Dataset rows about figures

>> Start

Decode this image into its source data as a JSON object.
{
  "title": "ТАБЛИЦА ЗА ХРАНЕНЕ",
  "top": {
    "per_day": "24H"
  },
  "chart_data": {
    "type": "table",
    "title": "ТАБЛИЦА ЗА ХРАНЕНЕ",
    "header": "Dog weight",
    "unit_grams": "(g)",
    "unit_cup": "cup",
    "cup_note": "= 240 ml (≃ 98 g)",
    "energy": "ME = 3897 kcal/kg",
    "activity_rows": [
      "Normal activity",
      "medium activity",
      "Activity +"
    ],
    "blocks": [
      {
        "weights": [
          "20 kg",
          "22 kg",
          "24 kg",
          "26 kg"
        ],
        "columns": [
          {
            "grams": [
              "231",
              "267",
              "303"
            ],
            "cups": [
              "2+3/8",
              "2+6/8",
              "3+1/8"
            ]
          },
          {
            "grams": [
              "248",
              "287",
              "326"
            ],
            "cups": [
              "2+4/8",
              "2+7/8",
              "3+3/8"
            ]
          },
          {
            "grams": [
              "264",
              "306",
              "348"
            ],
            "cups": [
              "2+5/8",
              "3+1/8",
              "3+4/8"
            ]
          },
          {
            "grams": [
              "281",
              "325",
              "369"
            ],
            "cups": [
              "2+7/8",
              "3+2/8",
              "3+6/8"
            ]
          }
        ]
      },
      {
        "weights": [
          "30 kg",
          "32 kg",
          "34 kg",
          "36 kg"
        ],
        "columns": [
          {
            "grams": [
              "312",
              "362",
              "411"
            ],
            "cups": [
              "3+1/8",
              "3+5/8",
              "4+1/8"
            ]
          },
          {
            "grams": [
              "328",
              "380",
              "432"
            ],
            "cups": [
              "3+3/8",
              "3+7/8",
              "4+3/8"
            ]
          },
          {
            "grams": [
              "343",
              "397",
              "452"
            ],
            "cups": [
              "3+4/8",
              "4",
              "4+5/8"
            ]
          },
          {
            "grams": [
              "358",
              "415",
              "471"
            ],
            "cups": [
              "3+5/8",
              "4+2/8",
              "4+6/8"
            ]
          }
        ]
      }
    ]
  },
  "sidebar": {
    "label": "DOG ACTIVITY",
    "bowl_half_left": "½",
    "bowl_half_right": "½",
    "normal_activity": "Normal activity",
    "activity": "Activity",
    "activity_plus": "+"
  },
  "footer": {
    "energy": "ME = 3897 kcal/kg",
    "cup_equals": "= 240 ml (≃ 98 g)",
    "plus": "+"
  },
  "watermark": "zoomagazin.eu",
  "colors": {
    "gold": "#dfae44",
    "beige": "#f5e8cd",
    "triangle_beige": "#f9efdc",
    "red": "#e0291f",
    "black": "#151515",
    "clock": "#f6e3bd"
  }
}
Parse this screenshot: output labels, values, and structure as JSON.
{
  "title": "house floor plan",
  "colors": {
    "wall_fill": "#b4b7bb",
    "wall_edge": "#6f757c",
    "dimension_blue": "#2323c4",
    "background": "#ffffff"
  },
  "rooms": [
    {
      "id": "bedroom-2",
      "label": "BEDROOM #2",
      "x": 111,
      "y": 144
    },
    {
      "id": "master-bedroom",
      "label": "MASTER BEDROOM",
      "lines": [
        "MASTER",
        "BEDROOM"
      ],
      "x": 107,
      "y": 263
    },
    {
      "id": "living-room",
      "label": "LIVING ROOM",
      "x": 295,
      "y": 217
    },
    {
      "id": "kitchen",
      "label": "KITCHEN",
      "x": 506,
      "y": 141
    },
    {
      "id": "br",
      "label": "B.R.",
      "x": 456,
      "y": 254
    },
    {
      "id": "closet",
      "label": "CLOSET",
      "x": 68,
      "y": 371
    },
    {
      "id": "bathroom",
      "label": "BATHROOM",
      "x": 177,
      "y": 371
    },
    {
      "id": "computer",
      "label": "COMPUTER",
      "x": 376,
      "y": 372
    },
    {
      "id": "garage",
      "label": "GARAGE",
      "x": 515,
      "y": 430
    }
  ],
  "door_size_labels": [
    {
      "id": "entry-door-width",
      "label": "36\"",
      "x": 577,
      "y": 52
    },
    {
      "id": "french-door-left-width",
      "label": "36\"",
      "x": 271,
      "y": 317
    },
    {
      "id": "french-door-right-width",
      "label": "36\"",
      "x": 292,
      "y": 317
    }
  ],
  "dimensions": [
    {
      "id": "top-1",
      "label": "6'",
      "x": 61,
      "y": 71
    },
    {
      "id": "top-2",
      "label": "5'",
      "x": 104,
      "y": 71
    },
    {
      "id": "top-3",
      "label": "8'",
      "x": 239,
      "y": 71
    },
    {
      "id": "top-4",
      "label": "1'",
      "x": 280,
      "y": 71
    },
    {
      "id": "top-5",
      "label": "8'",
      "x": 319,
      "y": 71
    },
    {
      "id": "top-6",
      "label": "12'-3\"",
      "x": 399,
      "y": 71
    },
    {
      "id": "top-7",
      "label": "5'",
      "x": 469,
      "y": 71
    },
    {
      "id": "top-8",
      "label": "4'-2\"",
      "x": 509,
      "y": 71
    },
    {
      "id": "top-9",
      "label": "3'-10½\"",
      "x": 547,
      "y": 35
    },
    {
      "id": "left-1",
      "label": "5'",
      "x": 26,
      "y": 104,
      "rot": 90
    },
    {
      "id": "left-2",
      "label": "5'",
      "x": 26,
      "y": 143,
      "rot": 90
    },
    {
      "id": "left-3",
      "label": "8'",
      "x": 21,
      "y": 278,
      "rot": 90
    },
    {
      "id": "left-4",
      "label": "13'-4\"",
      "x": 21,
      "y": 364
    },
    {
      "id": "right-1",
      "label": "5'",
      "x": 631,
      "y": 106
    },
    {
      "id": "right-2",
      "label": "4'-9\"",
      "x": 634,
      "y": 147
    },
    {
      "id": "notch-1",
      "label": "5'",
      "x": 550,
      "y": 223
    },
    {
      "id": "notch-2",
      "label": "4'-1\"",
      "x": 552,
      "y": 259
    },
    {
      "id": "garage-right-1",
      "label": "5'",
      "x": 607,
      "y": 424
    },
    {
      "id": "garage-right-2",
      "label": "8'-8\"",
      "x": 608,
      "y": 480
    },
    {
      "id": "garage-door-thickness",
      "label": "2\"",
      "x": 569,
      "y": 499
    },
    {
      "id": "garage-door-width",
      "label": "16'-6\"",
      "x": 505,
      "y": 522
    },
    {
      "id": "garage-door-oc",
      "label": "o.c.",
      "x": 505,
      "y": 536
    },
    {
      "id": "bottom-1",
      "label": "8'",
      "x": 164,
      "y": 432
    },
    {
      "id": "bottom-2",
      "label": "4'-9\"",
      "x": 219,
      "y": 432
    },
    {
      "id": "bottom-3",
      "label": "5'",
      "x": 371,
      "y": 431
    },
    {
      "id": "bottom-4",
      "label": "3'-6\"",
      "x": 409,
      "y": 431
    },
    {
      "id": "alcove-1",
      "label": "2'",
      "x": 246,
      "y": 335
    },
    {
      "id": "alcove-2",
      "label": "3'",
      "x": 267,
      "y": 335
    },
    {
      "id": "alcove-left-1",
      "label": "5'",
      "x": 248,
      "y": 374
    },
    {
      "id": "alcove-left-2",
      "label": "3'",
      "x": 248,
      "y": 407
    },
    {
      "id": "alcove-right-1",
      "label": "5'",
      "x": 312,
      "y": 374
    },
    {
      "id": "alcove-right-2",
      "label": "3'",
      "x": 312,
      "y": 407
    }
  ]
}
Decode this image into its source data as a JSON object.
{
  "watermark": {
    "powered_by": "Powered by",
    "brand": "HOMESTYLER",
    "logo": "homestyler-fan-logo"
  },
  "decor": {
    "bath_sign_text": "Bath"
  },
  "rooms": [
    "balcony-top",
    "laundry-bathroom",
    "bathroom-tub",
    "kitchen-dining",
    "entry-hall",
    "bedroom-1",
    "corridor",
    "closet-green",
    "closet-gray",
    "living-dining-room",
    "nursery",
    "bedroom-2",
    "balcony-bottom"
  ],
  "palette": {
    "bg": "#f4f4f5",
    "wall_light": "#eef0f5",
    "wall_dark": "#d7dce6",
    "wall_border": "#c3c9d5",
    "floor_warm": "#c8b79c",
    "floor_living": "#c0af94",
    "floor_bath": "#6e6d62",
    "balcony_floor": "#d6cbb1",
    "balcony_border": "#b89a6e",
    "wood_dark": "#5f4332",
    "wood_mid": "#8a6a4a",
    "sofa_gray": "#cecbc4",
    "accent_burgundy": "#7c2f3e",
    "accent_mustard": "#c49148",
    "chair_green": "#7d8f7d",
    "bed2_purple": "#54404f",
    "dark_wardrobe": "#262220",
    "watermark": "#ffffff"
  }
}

>> End

§ **Set exercise**: Select every line above that contains the word "Normal", and copy it.

§ **In response**:
      "Normal activity",
    "normal_activity": "Normal activity",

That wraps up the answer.